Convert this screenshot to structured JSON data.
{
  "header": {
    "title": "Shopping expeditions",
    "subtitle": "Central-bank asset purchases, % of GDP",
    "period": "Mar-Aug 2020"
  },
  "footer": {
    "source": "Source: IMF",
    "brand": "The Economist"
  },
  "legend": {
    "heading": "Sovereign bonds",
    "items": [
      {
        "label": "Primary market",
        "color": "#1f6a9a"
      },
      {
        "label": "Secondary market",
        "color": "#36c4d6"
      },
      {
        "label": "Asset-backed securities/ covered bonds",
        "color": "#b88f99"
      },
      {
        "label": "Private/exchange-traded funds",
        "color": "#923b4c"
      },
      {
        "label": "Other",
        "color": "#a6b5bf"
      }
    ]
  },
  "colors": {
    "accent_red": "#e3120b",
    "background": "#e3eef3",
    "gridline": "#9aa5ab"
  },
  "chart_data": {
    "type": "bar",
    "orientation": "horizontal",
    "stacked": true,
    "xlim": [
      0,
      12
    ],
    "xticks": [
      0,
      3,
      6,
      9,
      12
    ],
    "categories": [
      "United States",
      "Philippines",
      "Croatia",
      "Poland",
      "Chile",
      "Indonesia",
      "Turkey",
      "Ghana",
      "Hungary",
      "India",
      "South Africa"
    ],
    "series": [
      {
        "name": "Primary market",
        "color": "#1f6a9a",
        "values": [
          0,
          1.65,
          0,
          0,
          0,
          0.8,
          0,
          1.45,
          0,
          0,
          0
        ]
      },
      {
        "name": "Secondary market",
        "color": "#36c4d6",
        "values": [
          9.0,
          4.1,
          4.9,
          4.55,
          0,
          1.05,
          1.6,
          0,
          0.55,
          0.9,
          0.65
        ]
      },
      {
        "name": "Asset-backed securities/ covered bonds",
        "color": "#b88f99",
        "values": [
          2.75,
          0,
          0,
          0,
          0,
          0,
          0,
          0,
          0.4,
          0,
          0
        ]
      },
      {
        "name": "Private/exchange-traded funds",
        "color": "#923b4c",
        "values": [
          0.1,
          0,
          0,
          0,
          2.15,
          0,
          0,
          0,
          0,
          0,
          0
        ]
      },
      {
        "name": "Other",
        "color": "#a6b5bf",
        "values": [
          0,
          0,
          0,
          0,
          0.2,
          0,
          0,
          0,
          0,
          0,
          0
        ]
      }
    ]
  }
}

Short exercise:
Which lines in the data above contain "traded"? Show each one.

Solution to this task:
        "label": "Private/exchange-traded funds",
        "name": "Private/exchange-traded funds",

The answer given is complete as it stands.